(Extracted records)
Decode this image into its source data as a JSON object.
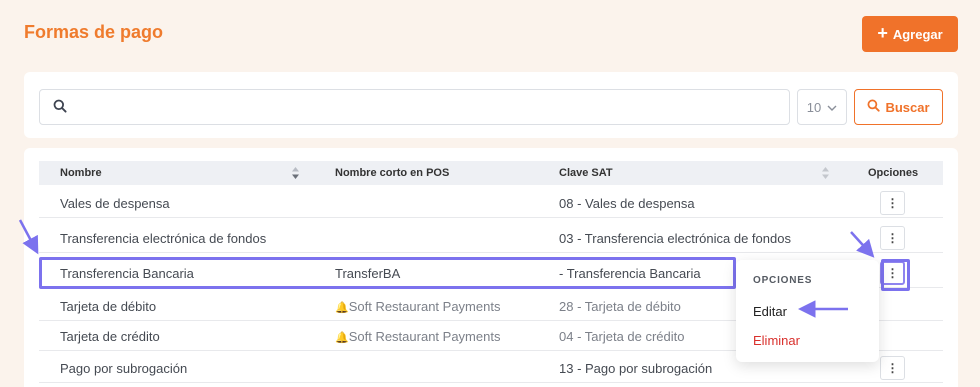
{
  "header": {
    "title": "Formas de pago",
    "add_label": "Agregar"
  },
  "search": {
    "placeholder": "",
    "page_size": "10",
    "button_label": "Buscar"
  },
  "table": {
    "columns": [
      "Nombre",
      "Nombre corto en POS",
      "Clave SAT",
      "Opciones"
    ],
    "rows": [
      {
        "nombre": "Vales de despensa",
        "corto": "",
        "clave": "08 - Vales de despensa"
      },
      {
        "nombre": "Transferencia electrónica de fondos",
        "corto": "",
        "clave": "03 - Transferencia electrónica de fondos"
      },
      {
        "nombre": "Transferencia Bancaria",
        "corto": "TransferBA",
        "clave": "- Transferencia Bancaria"
      },
      {
        "nombre": "Tarjeta de débito",
        "corto": "Soft Restaurant Payments",
        "clave": "28 - Tarjeta de débito"
      },
      {
        "nombre": "Tarjeta de crédito",
        "corto": "Soft Restaurant Payments",
        "clave": "04 - Tarjeta de crédito"
      },
      {
        "nombre": "Pago por subrogación",
        "corto": "",
        "clave": "13 - Pago por subrogación"
      }
    ]
  },
  "menu": {
    "header": "OPCIONES",
    "edit_label": "Editar",
    "delete_label": "Eliminar"
  },
  "colors": {
    "brand": "#f0722a",
    "annotation": "#7c72ee",
    "danger": "#d9302c"
  },
  "icons": {
    "search": "magnifier",
    "add": "plus",
    "options": "vertical-ellipsis",
    "sort": "up-down-arrows",
    "notification": "bell"
  }
}
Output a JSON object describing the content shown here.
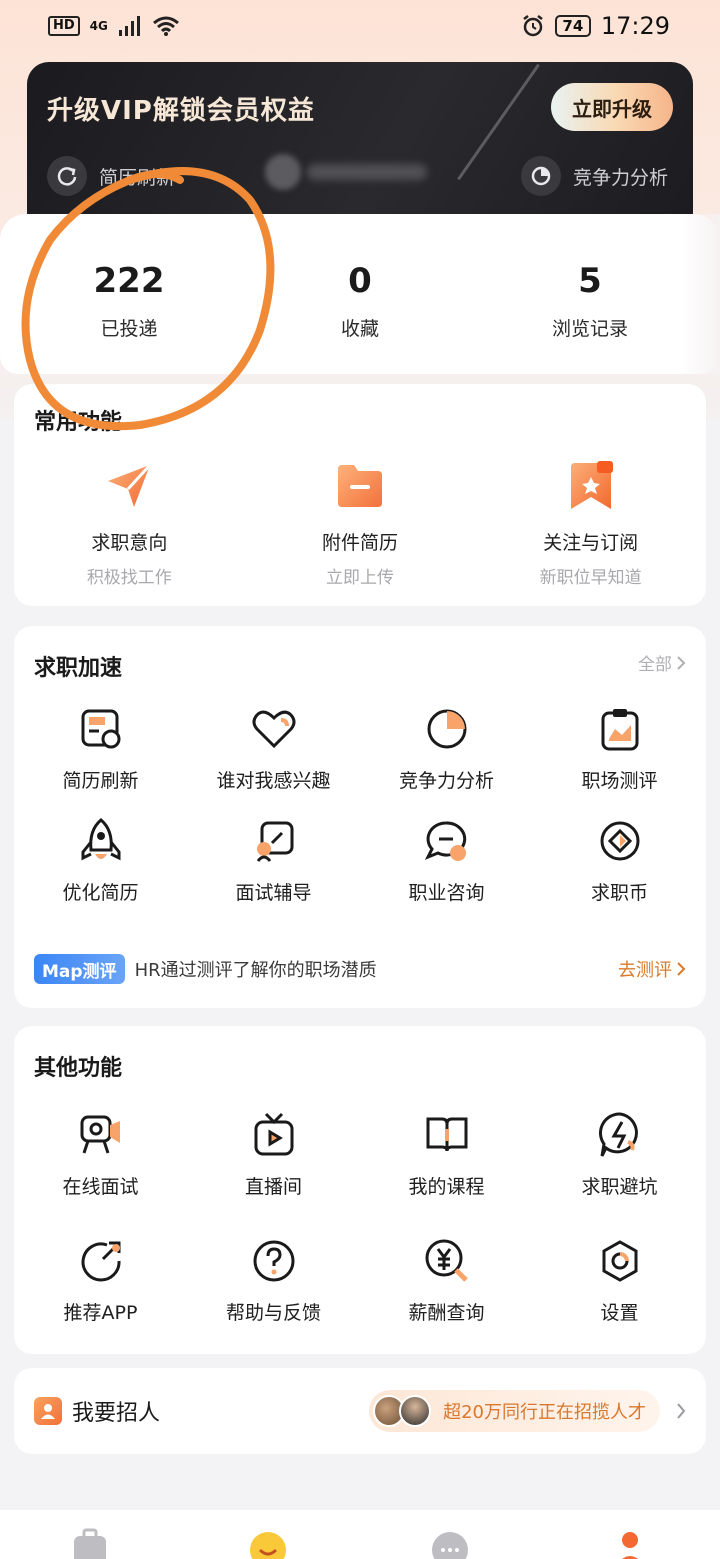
{
  "status_bar": {
    "hd": "HD",
    "network": "4G",
    "battery": "74",
    "time": "17:29"
  },
  "vip": {
    "title": "升级VIP解锁会员权益",
    "upgrade_button": "立即升级",
    "feature_left": "简历刷新",
    "feature_right": "竞争力分析"
  },
  "stats": [
    {
      "value": "222",
      "label": "已投递"
    },
    {
      "value": "0",
      "label": "收藏"
    },
    {
      "value": "5",
      "label": "浏览记录"
    }
  ],
  "common": {
    "title": "常用功能",
    "items": [
      {
        "label": "求职意向",
        "sub": "积极找工作",
        "icon": "paper-plane-icon"
      },
      {
        "label": "附件简历",
        "sub": "立即上传",
        "icon": "folder-icon"
      },
      {
        "label": "关注与订阅",
        "sub": "新职位早知道",
        "icon": "bookmark-icon"
      }
    ]
  },
  "boost": {
    "title": "求职加速",
    "all_link": "全部",
    "items": [
      {
        "label": "简历刷新",
        "icon": "resume-refresh-icon"
      },
      {
        "label": "谁对我感兴趣",
        "icon": "heart-icon"
      },
      {
        "label": "竞争力分析",
        "icon": "pie-chart-icon"
      },
      {
        "label": "职场测评",
        "icon": "clipboard-icon"
      },
      {
        "label": "优化简历",
        "icon": "rocket-icon"
      },
      {
        "label": "面试辅导",
        "icon": "interview-guide-icon"
      },
      {
        "label": "职业咨询",
        "icon": "chat-bubble-icon"
      },
      {
        "label": "求职币",
        "icon": "coin-icon"
      }
    ],
    "map_badge": "Map测评",
    "map_text": "HR通过测评了解你的职场潜质",
    "map_link": "去测评"
  },
  "other": {
    "title": "其他功能",
    "items": [
      {
        "label": "在线面试",
        "icon": "video-camera-icon"
      },
      {
        "label": "直播间",
        "icon": "tv-play-icon"
      },
      {
        "label": "我的课程",
        "icon": "book-icon"
      },
      {
        "label": "求职避坑",
        "icon": "lightning-shield-icon"
      },
      {
        "label": "推荐APP",
        "icon": "share-arrow-icon"
      },
      {
        "label": "帮助与反馈",
        "icon": "help-icon"
      },
      {
        "label": "薪酬查询",
        "icon": "yuan-search-icon"
      },
      {
        "label": "设置",
        "icon": "settings-icon"
      }
    ]
  },
  "recruit": {
    "label": "我要招人",
    "promo": "超20万同行正在招揽人才"
  },
  "colors": {
    "accent_orange": "#f47a3c",
    "promo_orange": "#d8772d",
    "map_blue": "#3b86f5",
    "vip_dark": "#1b1b1f",
    "annotation": "#f08a36"
  }
}
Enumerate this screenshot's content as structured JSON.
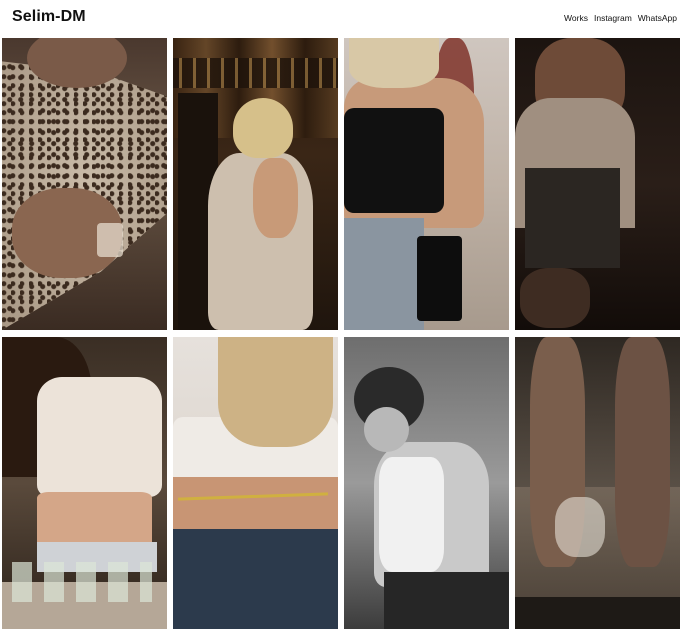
{
  "header": {
    "title": "Selim-DM",
    "nav": [
      "Works",
      "Instagram",
      "WhatsApp"
    ]
  },
  "gallery": {
    "photo_count": 8
  },
  "colors": {
    "background": "#ffffff",
    "text": "#111111"
  }
}
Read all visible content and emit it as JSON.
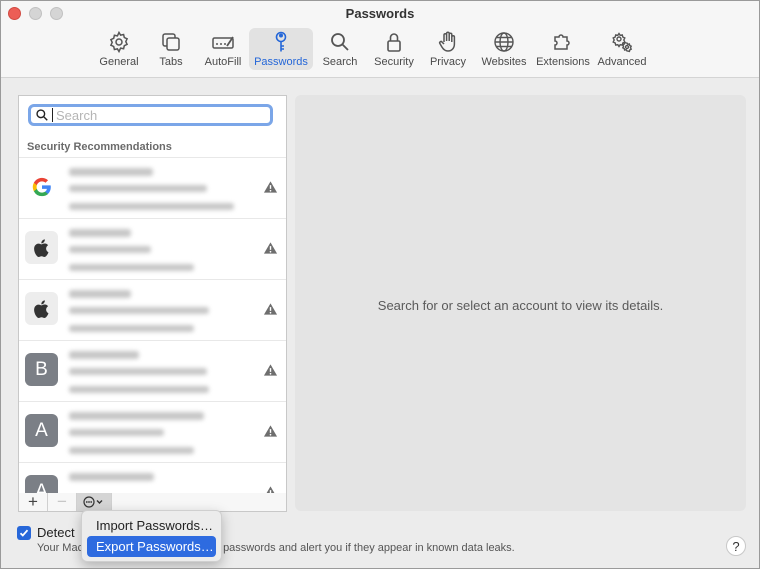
{
  "window": {
    "title": "Passwords"
  },
  "tabs": [
    {
      "label": "General",
      "icon": "gear-icon"
    },
    {
      "label": "Tabs",
      "icon": "tabs-icon"
    },
    {
      "label": "AutoFill",
      "icon": "autofill-icon"
    },
    {
      "label": "Passwords",
      "icon": "key-icon"
    },
    {
      "label": "Search",
      "icon": "search-icon"
    },
    {
      "label": "Security",
      "icon": "lock-icon"
    },
    {
      "label": "Privacy",
      "icon": "hand-icon"
    },
    {
      "label": "Websites",
      "icon": "globe-icon"
    },
    {
      "label": "Extensions",
      "icon": "puzzle-icon"
    },
    {
      "label": "Advanced",
      "icon": "gears-icon"
    }
  ],
  "active_tab": "Passwords",
  "search": {
    "placeholder": "Search",
    "value": ""
  },
  "list": {
    "section_header": "Security Recommendations",
    "items": [
      {
        "avatar": "google-logo",
        "letter": "",
        "warning": true
      },
      {
        "avatar": "apple-logo",
        "letter": "",
        "warning": true
      },
      {
        "avatar": "apple-logo",
        "letter": "",
        "warning": true
      },
      {
        "avatar": "letter",
        "letter": "B",
        "warning": true
      },
      {
        "avatar": "letter",
        "letter": "A",
        "warning": true
      },
      {
        "avatar": "letter",
        "letter": "A",
        "warning": true
      }
    ]
  },
  "bottom_bar": {
    "add": "+",
    "remove": "−"
  },
  "detail": {
    "placeholder_text": "Search for or select an account to view its details."
  },
  "menu": {
    "items": [
      {
        "label": "Import Passwords…"
      },
      {
        "label": "Export Passwords…"
      }
    ]
  },
  "detect": {
    "label_visible": "Detect",
    "checked": true,
    "description_prefix": "Your Mac",
    "description_suffix": "passwords and alert you if they appear in known data leaks."
  },
  "help": {
    "label": "?"
  },
  "colors": {
    "accent": "#2767d9",
    "close": "#ec5e56",
    "avatar_gray": "#7b7f86"
  }
}
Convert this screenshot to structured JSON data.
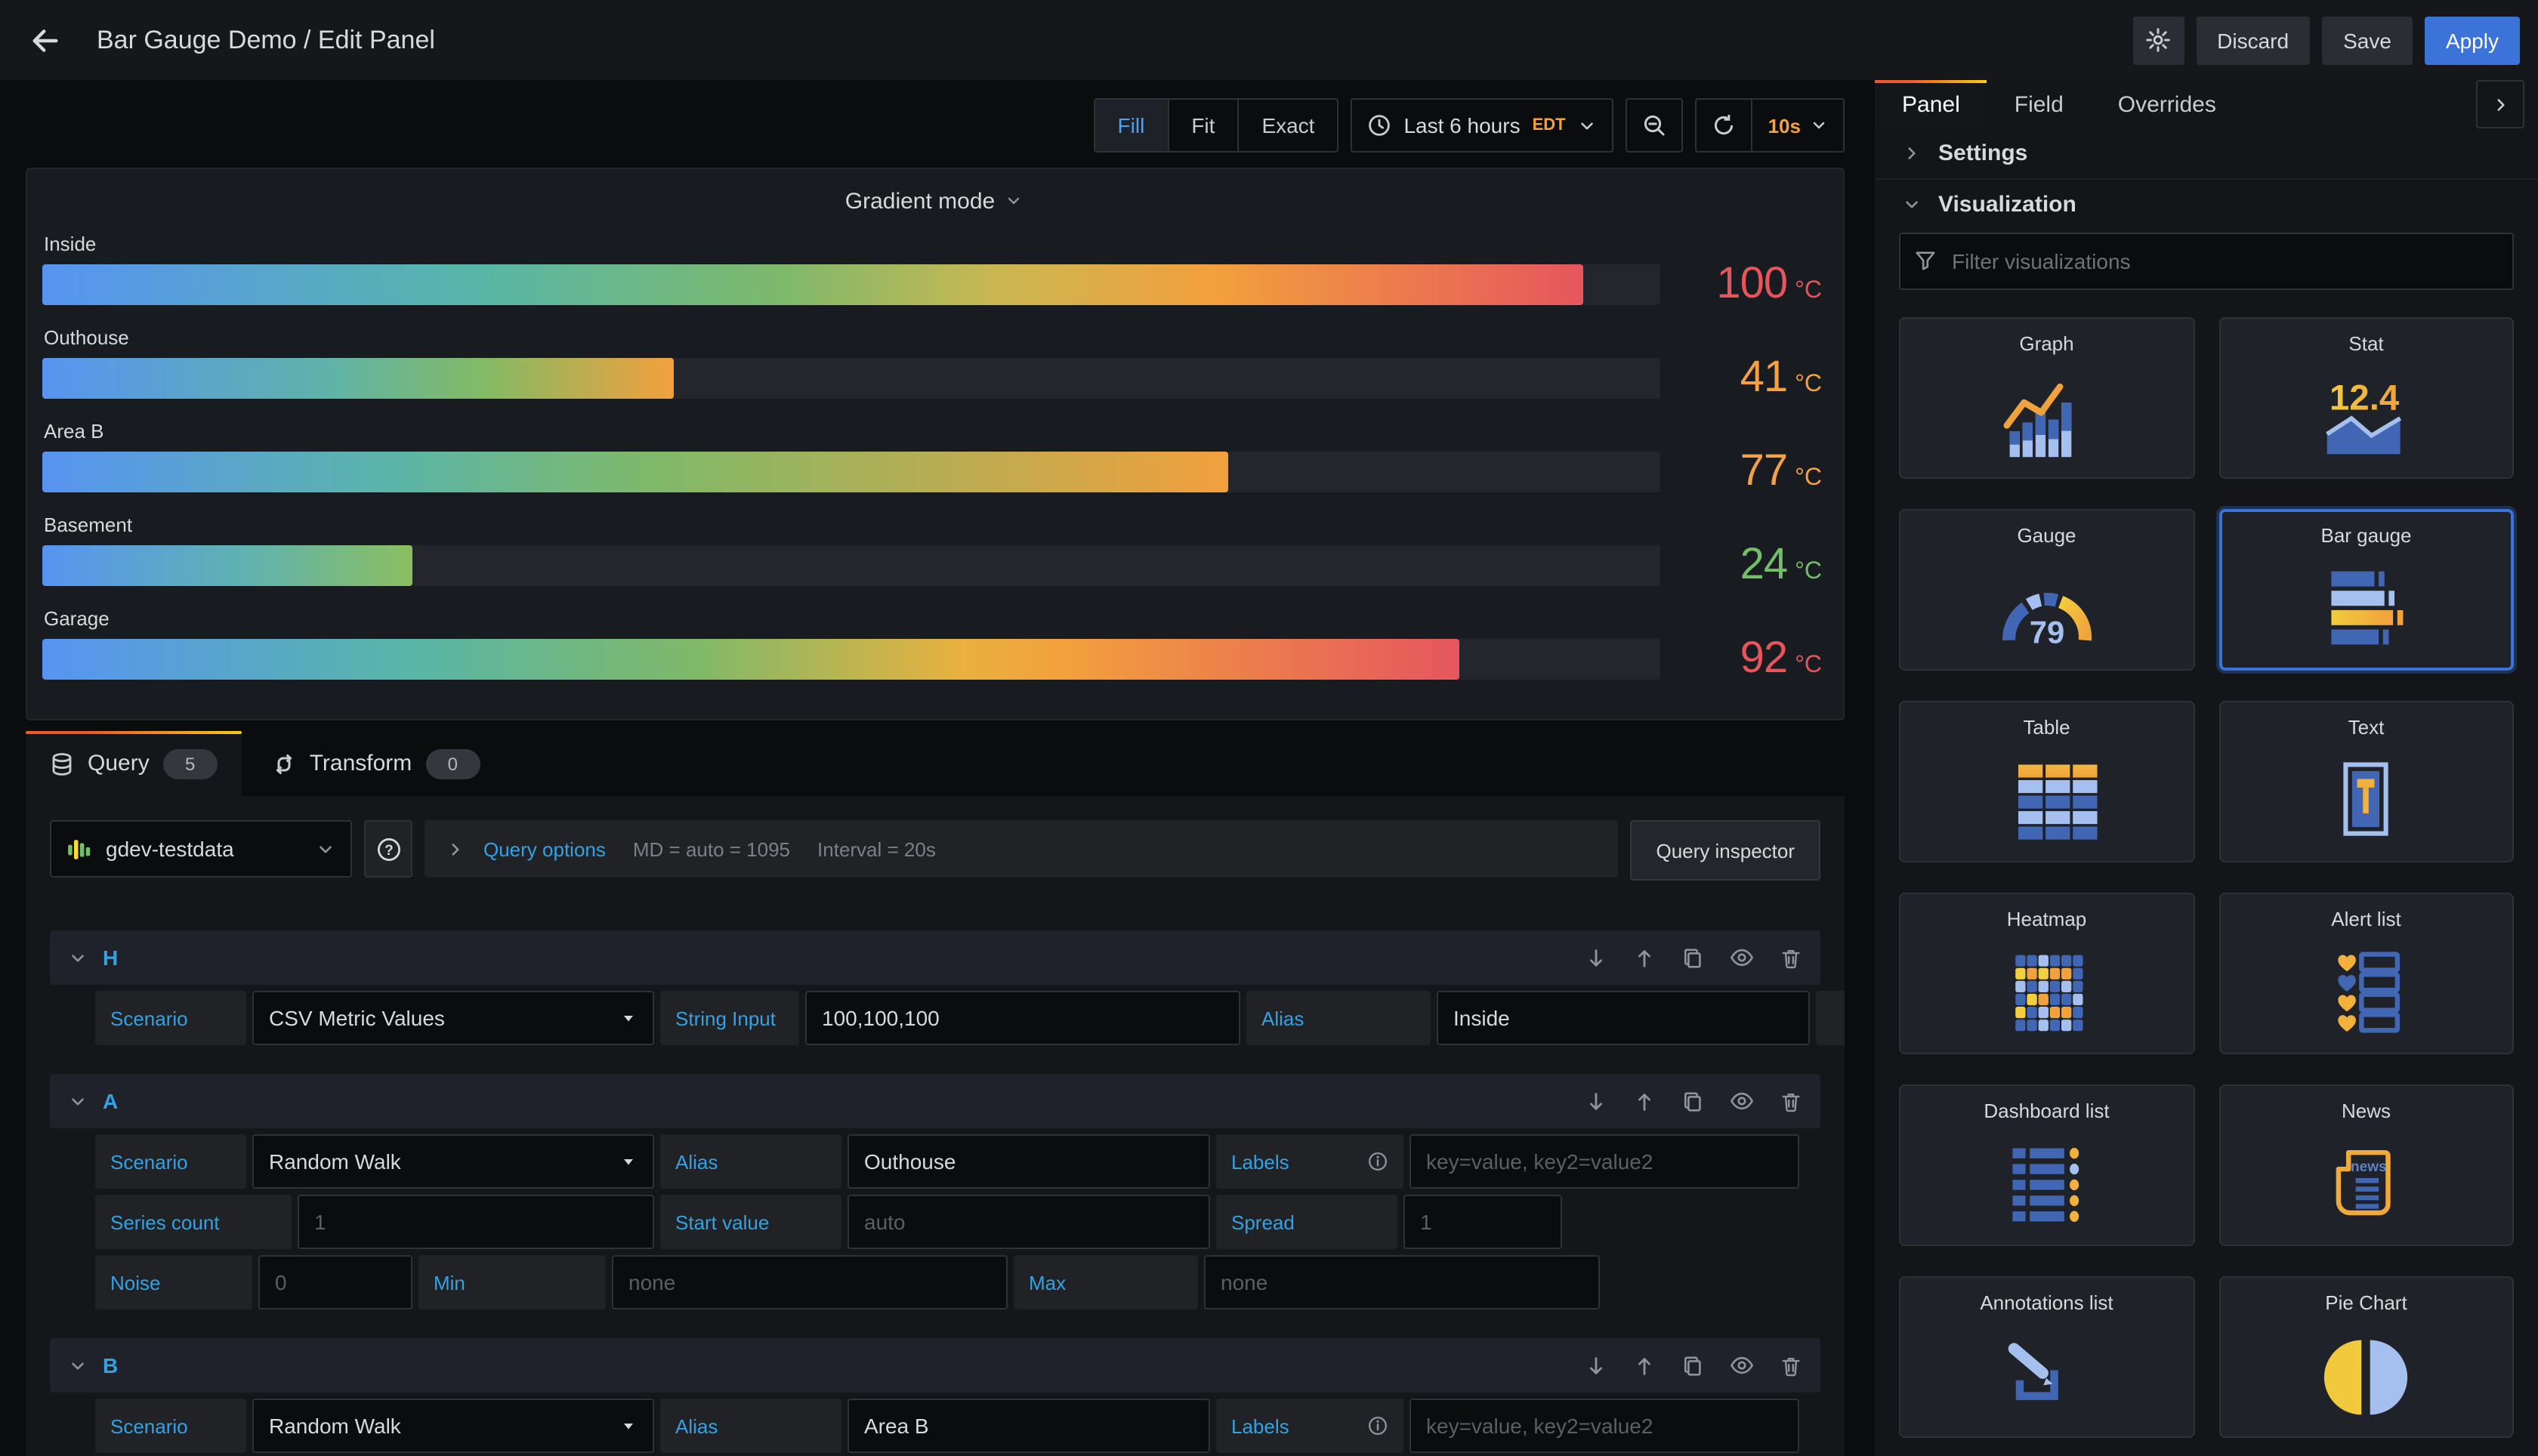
{
  "header": {
    "title": "Bar Gauge Demo / Edit Panel",
    "discard_label": "Discard",
    "save_label": "Save",
    "apply_label": "Apply"
  },
  "toolbar": {
    "view_modes": [
      "Fill",
      "Fit",
      "Exact"
    ],
    "active_view_mode": "Fill",
    "time_range": "Last 6 hours",
    "timezone": "EDT",
    "refresh_interval": "10s"
  },
  "panel": {
    "title": "Gradient mode",
    "gauges": [
      {
        "label": "Inside",
        "value": "100",
        "unit": "°C",
        "pct": 95.2,
        "color": "#e6545c",
        "gradient": "linear-gradient(90deg,#5794f2 0%,#58b6a8 28%,#7eb96b 48%,#cbb752 62%,#f2a03d 76%,#e6565e 100%)"
      },
      {
        "label": "Outhouse",
        "value": "41",
        "unit": "°C",
        "pct": 39.0,
        "color": "#f5a142",
        "gradient": "linear-gradient(90deg,#5794f2 0%,#5fb3a9 45%,#83ba65 70%,#f2a03d 100%)"
      },
      {
        "label": "Area B",
        "value": "77",
        "unit": "°C",
        "pct": 73.3,
        "color": "#f5a142",
        "gradient": "linear-gradient(90deg,#5794f2 0%,#5cb5a7 30%,#80b968 52%,#f2a03d 100%)"
      },
      {
        "label": "Basement",
        "value": "24",
        "unit": "°C",
        "pct": 22.9,
        "color": "#73bf69",
        "gradient": "linear-gradient(90deg,#5794f2 0%,#5fb3b0 55%,#8cbe60 100%)"
      },
      {
        "label": "Garage",
        "value": "92",
        "unit": "°C",
        "pct": 87.6,
        "color": "#e6545c",
        "gradient": "linear-gradient(90deg,#5794f2 0%,#59b6a7 26%,#7fb969 46%,#e9b13f 65%,#f2a03d 72%,#e6565e 100%)"
      }
    ]
  },
  "query_editor": {
    "tabs": [
      {
        "label": "Query",
        "count": "5"
      },
      {
        "label": "Transform",
        "count": "0"
      }
    ],
    "active_tab": "Query",
    "datasource": "gdev-testdata",
    "query_options_label": "Query options",
    "md_text": "MD = auto = 1095",
    "interval_text": "Interval = 20s",
    "inspector_label": "Query inspector",
    "queries": [
      {
        "ref": "H",
        "rows": [
          [
            {
              "label": "Scenario",
              "control": "select",
              "value": "CSV Metric Values"
            },
            {
              "label": "String Input",
              "control": "input",
              "value": "100,100,100"
            },
            {
              "label": "Alias",
              "control": "input",
              "value": "Inside"
            },
            {
              "control": "stub"
            }
          ]
        ]
      },
      {
        "ref": "A",
        "rows": [
          [
            {
              "label": "Scenario",
              "control": "select",
              "value": "Random Walk"
            },
            {
              "label": "Alias",
              "control": "input",
              "value": "Outhouse"
            },
            {
              "label": "Labels",
              "info": true,
              "control": "input",
              "placeholder": "key=value, key2=value2"
            }
          ],
          [
            {
              "label": "Series count",
              "control": "input",
              "placeholder": "1"
            },
            {
              "label": "Start value",
              "control": "input",
              "placeholder": "auto"
            },
            {
              "label": "Spread",
              "control": "input",
              "placeholder": "1"
            }
          ],
          [
            {
              "label": "Noise",
              "control": "input",
              "placeholder": "0"
            },
            {
              "label": "Min",
              "control": "input",
              "placeholder": "none"
            },
            {
              "label": "Max",
              "control": "input",
              "placeholder": "none"
            }
          ]
        ]
      },
      {
        "ref": "B",
        "rows": [
          [
            {
              "label": "Scenario",
              "control": "select",
              "value": "Random Walk"
            },
            {
              "label": "Alias",
              "control": "input",
              "value": "Area B"
            },
            {
              "label": "Labels",
              "info": true,
              "control": "input",
              "placeholder": "key=value, key2=value2"
            }
          ]
        ]
      }
    ]
  },
  "sidebar": {
    "tabs": [
      "Panel",
      "Field",
      "Overrides"
    ],
    "active_tab": "Panel",
    "settings_label": "Settings",
    "visualization_label": "Visualization",
    "filter_placeholder": "Filter visualizations",
    "selected_visualization": "Bar gauge",
    "visualizations": [
      {
        "name": "Graph",
        "icon": "graph"
      },
      {
        "name": "Stat",
        "icon": "stat",
        "value": "12.4"
      },
      {
        "name": "Gauge",
        "icon": "gauge",
        "value": "79"
      },
      {
        "name": "Bar gauge",
        "icon": "bar-gauge"
      },
      {
        "name": "Table",
        "icon": "table"
      },
      {
        "name": "Text",
        "icon": "text"
      },
      {
        "name": "Heatmap",
        "icon": "heatmap"
      },
      {
        "name": "Alert list",
        "icon": "alert-list"
      },
      {
        "name": "Dashboard list",
        "icon": "dashboard-list"
      },
      {
        "name": "News",
        "icon": "news",
        "label": "news"
      },
      {
        "name": "Annotations list",
        "icon": "annotations-list"
      },
      {
        "name": "Pie Chart",
        "icon": "pie-chart"
      }
    ]
  }
}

> **Stated exercise**
Work out the number of lines in this listing that include the word "débito". Reply with that number only.

> **Solution to the exercise**
2